## PROBLEM TO SOLVE
Pick out each line in these entries that contains the string "Mental".

^^^^^^^^^^^^^^^^

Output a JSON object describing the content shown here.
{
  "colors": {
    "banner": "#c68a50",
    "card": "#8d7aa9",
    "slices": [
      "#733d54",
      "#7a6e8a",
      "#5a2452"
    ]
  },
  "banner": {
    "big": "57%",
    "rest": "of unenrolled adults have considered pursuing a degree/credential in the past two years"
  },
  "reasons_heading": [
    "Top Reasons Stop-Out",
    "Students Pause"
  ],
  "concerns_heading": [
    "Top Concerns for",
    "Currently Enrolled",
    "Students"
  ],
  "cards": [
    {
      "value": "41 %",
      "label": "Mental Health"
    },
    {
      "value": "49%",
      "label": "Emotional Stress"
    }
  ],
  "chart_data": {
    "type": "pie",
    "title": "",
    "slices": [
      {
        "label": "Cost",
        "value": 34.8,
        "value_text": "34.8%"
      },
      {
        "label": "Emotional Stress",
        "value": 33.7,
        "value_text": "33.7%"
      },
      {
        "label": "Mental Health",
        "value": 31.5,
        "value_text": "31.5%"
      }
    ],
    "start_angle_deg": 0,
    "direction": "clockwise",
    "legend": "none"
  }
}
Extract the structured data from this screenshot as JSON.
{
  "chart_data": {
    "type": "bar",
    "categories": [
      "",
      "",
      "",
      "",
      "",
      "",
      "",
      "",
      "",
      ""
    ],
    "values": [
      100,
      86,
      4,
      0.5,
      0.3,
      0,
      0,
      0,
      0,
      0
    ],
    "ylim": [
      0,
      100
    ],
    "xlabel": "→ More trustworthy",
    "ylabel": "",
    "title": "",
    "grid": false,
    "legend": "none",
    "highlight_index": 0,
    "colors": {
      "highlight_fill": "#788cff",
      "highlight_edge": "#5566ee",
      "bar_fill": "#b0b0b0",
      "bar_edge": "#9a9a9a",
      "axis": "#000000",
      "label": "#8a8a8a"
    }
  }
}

^^^^^^^^^^^^^^^^

## WRITTEN RESPONSE
      "label": "Mental Health"
        "label": "Mental Health",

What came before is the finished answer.